TO DO: Locate each line in the entries below that contains the string "rail" and copy those lines.

SOURCE DATA:
• • • • •

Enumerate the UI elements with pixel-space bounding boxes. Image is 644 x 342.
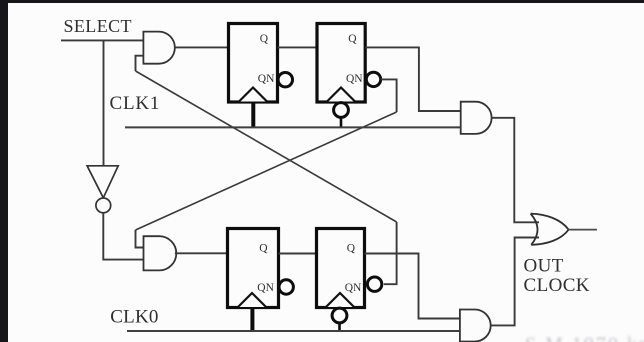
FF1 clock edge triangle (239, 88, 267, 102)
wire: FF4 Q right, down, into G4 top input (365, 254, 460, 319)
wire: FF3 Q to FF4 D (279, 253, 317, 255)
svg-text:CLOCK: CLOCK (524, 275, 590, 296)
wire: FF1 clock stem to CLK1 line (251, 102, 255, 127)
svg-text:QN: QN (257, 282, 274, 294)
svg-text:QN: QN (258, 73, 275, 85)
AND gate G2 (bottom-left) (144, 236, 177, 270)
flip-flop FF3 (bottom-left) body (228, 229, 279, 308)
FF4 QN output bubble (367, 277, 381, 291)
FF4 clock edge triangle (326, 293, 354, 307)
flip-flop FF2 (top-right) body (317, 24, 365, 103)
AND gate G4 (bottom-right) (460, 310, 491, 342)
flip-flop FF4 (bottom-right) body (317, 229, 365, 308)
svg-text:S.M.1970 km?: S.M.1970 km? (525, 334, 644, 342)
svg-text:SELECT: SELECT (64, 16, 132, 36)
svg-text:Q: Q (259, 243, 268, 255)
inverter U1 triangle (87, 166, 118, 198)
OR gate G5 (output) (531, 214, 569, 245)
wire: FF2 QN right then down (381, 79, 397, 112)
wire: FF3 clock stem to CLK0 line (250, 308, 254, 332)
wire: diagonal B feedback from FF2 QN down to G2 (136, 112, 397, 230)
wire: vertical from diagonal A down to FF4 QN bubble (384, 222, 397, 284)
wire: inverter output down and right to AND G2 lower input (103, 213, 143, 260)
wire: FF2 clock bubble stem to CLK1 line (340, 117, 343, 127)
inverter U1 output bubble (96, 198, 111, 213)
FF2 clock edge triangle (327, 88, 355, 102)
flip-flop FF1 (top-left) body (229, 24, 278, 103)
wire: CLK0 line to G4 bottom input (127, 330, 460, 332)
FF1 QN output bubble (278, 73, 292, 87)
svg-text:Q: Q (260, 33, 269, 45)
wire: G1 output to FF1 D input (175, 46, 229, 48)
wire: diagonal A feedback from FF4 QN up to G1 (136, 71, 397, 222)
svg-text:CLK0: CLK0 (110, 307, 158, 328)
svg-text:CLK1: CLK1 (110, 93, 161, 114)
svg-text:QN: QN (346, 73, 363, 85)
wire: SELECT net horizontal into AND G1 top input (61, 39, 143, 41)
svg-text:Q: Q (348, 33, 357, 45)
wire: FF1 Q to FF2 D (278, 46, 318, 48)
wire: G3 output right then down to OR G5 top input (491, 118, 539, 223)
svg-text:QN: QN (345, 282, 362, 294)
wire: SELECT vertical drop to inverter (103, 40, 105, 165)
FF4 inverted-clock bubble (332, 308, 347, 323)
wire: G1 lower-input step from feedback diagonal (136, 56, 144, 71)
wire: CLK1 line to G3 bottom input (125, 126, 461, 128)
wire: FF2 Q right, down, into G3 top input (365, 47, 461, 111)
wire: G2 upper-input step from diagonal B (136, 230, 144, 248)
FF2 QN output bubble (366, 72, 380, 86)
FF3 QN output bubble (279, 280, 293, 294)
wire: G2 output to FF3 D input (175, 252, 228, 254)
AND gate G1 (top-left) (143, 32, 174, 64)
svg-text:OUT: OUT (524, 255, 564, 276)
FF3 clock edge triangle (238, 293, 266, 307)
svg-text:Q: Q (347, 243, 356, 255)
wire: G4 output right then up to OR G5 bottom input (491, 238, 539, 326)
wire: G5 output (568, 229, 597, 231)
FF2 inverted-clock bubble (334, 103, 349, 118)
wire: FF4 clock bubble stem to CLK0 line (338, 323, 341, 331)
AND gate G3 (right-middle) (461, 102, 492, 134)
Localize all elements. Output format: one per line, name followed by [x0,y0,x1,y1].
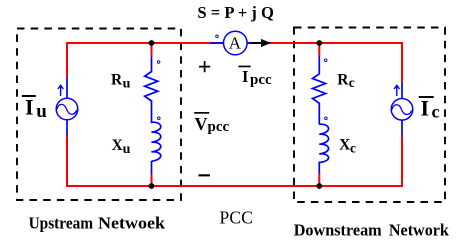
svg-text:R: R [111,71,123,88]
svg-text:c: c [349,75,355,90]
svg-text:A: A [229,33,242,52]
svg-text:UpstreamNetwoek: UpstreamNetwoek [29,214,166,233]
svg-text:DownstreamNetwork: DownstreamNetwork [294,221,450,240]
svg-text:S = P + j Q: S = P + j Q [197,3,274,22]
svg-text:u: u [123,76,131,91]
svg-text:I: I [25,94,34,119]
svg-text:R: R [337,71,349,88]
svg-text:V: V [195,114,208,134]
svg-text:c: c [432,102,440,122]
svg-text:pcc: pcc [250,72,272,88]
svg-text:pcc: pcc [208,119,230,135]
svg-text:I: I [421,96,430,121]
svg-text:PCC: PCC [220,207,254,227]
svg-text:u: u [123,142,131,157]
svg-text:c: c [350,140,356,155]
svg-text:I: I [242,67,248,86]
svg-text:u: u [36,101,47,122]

• • • • •

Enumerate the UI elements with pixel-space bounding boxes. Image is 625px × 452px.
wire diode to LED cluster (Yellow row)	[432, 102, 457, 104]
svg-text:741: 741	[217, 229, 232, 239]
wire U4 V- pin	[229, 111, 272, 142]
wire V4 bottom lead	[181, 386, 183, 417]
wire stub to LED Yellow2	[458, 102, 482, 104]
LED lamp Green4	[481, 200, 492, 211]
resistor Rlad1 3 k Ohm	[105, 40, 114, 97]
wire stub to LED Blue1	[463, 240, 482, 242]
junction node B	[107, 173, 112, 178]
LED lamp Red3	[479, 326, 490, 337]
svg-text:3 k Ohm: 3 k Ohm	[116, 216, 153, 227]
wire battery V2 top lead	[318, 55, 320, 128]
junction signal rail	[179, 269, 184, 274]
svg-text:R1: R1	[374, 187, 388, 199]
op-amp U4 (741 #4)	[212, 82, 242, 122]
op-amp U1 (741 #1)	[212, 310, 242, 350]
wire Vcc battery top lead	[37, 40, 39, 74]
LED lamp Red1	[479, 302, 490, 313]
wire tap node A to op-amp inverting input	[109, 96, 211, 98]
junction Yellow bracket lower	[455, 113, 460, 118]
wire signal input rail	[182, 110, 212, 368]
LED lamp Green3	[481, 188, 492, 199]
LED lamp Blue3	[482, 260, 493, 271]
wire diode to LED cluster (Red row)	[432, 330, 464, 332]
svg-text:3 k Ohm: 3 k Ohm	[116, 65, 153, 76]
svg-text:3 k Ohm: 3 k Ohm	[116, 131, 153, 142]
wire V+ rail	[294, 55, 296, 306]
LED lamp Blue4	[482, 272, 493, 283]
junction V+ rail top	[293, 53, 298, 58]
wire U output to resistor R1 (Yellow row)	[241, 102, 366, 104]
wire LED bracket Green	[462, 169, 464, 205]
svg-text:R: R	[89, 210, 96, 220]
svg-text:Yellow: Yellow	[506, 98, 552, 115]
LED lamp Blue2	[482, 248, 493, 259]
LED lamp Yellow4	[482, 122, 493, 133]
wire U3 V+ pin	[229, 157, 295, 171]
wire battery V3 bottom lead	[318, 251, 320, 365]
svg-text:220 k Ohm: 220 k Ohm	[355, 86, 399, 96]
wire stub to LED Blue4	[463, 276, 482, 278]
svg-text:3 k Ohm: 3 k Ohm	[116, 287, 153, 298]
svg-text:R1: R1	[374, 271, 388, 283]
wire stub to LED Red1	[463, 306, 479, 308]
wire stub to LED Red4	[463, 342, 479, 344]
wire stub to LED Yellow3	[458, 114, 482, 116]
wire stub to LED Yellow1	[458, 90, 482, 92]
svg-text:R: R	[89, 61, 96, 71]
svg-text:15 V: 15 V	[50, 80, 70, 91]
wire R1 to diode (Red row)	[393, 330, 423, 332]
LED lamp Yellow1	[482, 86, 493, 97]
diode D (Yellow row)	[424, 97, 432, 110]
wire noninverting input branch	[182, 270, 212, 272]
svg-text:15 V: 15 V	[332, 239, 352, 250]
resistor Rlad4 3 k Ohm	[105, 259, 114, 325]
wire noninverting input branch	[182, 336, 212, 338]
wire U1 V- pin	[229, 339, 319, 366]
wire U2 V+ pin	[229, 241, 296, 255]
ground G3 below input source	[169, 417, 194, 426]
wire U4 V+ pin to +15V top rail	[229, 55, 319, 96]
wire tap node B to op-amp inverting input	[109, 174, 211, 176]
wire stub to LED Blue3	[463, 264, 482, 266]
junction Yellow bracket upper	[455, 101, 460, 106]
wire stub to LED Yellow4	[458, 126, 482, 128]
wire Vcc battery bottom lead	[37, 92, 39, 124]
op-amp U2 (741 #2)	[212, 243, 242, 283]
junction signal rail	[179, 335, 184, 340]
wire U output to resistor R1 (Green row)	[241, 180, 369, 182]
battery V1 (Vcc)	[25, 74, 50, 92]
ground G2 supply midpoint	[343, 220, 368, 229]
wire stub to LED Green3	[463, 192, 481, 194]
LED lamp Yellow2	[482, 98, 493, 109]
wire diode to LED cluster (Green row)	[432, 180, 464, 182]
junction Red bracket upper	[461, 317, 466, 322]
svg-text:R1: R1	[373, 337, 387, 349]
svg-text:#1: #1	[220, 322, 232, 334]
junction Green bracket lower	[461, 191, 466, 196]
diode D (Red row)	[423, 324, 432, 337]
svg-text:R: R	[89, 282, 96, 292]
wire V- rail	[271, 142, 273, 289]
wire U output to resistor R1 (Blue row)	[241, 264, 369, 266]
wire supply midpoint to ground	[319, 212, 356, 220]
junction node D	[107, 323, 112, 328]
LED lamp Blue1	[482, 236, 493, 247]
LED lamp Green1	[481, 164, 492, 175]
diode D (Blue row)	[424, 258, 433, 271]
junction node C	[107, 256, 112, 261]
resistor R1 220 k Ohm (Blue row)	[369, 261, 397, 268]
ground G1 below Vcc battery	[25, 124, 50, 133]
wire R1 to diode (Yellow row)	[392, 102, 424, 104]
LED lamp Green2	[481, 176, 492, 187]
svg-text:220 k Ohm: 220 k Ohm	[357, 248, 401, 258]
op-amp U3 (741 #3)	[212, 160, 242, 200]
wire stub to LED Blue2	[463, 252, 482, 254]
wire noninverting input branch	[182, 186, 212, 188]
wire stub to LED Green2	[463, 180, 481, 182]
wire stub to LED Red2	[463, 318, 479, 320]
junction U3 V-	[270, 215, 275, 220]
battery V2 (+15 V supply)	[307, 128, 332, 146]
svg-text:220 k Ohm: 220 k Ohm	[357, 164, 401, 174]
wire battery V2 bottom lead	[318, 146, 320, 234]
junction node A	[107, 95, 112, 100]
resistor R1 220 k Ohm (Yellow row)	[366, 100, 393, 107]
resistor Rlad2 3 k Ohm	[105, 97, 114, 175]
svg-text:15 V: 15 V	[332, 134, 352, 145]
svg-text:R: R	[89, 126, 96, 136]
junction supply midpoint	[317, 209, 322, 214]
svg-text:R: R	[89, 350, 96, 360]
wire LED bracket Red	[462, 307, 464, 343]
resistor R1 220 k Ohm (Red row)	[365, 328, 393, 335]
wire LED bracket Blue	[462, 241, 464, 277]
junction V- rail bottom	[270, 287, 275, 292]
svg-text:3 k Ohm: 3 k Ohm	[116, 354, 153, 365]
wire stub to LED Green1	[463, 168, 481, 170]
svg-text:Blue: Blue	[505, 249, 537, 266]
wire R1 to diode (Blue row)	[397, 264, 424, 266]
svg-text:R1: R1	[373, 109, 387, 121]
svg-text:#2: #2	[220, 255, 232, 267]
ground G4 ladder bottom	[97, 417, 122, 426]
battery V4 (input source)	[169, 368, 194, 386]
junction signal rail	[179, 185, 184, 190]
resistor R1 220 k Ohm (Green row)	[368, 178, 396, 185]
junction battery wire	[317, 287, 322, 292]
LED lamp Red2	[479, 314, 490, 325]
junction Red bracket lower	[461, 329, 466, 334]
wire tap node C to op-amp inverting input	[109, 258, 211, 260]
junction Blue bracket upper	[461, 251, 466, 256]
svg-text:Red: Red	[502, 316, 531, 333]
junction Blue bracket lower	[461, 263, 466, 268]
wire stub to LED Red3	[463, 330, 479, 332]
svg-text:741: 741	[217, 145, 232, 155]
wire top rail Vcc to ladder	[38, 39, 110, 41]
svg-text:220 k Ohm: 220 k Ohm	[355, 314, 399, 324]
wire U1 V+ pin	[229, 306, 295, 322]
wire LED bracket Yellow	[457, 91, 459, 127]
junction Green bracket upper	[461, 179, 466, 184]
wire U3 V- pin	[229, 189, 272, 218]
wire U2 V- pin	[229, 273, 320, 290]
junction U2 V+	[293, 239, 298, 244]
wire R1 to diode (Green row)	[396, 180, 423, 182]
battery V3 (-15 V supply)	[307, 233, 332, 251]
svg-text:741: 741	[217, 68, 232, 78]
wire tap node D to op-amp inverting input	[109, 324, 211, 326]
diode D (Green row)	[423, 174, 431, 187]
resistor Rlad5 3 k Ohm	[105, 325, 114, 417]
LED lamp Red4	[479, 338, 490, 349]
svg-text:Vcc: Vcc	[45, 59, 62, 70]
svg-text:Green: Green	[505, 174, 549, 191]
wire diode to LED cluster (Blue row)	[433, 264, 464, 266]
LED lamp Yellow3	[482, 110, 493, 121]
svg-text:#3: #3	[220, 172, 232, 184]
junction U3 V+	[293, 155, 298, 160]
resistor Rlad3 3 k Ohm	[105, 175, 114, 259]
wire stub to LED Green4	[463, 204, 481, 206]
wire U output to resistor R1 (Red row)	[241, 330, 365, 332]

• • • • •

RESPONSE TO THE EXERCISE:
junction signal rail	[179, 269, 184, 274]
wire signal input rail	[182, 110, 212, 368]
wire V+ rail	[294, 55, 296, 306]
junction V+ rail top	[293, 53, 298, 58]
wire U4 V+ pin to +15V top rail	[229, 55, 319, 96]
junction signal rail	[179, 335, 184, 340]
wire V- rail	[271, 142, 273, 289]
junction V- rail bottom	[270, 287, 275, 292]
junction signal rail	[179, 185, 184, 190]
wire top rail Vcc to ladder	[38, 39, 110, 41]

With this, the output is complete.